Luísa Martins
Blog
Luísa Martins

Em Brasília, atua há oito anos na cobertura do Poder Judiciário. Natural de Pelotas (RS), venceu o Prêmio Esso em 2015 e o Prêmio Comunique-se em 2021. Passou pelos jornais Zero Hora, Estadão e Valor Econômico

“Big techs”: Decisão do STF pode gerar 243 mil novas ações em cinco anos

Pesquisa prevê enxurrada de processos movidos por usuários alegando excessos das plataformas

Compartilhar matéria

A decisão do STF (Supremo Tribunal Federal) sobre a responsabilização das plataformas digitais pode ter como consequência uma enxurrada de ações judiciais, movidas por usuários que tiverem suas publicações removidas.

Uma pesquisa realizada pelo Reglab (Centro de Estratégia e Regulação) projeta mais de 243,4 mil novos processos em cinco anos, com impacto financeiro estimado em mais de R$ 250 milhões.

Isso porque a tese do Supremo não aborda em que medida eventuais excessos por parte das empresas geram ou não danos morais ao usuário. Com esse ponto em aberto, essa interpretação caberá à Justiça.

O estudo também aponta para os riscos de surgir uma “indústria da litigância”. Há margem, por exemplo, para que alguém crie um perfil falso, poste intencionalmente conteúdos ofensivos e se passe por vítima, judicializando o caso em busca de indenização.

________________________________________

- _Exercícios_:
1) Segundo o texto sobre a decisão do STF, quantos novos processos a pesquisa do Reglab projeta em cinco anos?
2) Por favor, dê continuidade ao texto sobre a decisão do STF a partir do ponto em que ele termina.
Os dados são um material à parte, independente do texto sobre a decisão do STF.

Entradas do conjunto de dados
________________________________________

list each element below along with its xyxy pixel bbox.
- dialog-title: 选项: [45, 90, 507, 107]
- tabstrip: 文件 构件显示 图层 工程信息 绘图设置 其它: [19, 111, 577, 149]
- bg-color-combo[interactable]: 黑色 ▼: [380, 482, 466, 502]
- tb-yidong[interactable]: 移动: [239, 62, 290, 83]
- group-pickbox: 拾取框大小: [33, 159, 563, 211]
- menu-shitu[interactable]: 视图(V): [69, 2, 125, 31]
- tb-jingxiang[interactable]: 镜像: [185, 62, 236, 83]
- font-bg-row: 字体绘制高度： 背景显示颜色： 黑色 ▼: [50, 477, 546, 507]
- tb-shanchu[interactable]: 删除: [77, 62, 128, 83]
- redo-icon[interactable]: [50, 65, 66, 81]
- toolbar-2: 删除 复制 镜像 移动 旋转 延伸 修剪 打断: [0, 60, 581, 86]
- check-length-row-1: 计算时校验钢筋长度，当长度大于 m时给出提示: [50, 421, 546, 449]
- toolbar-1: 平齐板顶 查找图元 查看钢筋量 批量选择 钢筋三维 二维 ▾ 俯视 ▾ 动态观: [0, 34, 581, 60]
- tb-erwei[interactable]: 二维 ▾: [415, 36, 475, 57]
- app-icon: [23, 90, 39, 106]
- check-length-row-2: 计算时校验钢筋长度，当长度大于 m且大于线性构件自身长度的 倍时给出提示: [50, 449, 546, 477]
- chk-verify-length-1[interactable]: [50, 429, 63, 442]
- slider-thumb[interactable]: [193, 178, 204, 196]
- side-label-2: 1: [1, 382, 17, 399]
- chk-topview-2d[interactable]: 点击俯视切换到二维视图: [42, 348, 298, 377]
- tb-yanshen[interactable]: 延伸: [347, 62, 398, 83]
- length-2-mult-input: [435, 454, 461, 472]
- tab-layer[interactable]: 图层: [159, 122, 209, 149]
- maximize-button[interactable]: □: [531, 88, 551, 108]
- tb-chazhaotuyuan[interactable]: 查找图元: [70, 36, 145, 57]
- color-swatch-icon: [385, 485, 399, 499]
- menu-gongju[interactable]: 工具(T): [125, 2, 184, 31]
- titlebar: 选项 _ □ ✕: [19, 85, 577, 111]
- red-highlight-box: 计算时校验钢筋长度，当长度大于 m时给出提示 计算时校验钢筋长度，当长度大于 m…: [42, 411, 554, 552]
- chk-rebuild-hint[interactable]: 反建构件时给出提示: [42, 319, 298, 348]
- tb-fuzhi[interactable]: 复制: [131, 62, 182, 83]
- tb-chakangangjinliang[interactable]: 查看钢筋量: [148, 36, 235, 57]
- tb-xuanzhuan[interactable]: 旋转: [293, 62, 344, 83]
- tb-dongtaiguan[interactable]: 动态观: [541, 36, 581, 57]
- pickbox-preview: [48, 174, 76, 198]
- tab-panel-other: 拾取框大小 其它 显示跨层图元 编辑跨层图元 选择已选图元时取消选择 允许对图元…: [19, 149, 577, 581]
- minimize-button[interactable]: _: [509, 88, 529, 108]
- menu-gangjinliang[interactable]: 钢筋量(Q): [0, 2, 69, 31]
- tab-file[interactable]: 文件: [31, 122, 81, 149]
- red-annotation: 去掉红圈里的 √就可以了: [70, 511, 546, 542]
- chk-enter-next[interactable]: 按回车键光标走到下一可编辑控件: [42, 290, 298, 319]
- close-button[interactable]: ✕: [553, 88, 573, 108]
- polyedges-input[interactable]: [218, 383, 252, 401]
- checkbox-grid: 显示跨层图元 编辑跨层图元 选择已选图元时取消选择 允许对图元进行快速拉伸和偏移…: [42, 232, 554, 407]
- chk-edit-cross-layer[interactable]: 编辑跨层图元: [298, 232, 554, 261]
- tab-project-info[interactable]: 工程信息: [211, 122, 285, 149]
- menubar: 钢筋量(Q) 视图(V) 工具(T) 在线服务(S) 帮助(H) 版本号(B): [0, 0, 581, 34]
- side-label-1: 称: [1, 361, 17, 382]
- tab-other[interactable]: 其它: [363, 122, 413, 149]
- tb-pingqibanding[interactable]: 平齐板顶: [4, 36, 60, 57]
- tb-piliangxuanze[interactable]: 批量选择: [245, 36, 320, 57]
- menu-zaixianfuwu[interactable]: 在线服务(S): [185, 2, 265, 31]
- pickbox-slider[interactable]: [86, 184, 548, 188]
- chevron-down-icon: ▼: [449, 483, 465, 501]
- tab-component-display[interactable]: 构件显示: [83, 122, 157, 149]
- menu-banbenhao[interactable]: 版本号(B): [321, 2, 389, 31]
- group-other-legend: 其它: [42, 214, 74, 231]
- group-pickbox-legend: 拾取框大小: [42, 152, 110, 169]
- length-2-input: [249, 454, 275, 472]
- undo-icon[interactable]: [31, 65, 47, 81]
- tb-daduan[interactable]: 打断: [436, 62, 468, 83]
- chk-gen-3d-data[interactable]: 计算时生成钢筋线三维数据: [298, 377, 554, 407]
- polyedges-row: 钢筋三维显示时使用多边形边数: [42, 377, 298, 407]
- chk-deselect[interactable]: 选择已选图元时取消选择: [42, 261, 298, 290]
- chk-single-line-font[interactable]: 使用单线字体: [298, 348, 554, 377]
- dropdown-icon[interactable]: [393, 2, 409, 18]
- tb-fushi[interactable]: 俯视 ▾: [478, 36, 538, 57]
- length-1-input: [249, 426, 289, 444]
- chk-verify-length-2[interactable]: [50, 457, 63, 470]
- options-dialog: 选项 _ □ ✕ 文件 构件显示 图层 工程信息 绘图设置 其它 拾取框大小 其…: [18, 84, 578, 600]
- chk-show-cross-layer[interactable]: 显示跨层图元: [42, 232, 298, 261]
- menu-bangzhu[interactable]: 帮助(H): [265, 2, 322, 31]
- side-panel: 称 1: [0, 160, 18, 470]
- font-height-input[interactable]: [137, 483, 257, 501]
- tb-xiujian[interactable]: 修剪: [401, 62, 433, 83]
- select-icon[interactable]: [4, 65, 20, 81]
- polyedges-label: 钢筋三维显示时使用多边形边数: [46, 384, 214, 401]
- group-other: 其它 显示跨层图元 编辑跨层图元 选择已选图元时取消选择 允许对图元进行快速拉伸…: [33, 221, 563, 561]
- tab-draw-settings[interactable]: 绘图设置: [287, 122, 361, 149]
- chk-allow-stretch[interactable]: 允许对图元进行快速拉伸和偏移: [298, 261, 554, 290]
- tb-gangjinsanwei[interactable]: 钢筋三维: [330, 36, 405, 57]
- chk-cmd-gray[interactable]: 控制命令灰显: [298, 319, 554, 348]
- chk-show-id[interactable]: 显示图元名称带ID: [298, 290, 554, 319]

________________________________________

- _Respostas por item_:
1) Mais de 243,4 mil novos processos.

2)
Além disso, a pesquisa destaca que ações judiciais dessa natureza costumam ser complexas, exigindo do magistrado uma avaliação profunda sobre questões que podem ser extremamente subjetivas, como os limites da liberdade de expressão.

O aumento no número de ações, continua o estudo, será um efeito imediato da decisão do Supremo, com impactos na sobrecarga do Judiciário e, em última análise, na prestação jurisdicional à população.

“Considerando o elevado gasto estrutural do Poder Judiciário, qualquer acréscimo orçamentário decorrente de novas fontes de litigiosidade tende a intensificar o congestionamento e prejudicar a qualidade do serviço oferecido”, diz a pesquisa.

Na avaliação de ministros da Corte ouvidos reservadamente pela CNN, a regulamentação sobre a incidência ou não de danos morais é “uma bola que está com o Congresso Nacional”.

A tese aprovada no STF nesta quinta-feira deixa explícito um apelo ao Parlamento para que “seja elaborada legislação capaz de sanar as deficiências do atual regime quanto à proteção de direitos fundamentais”.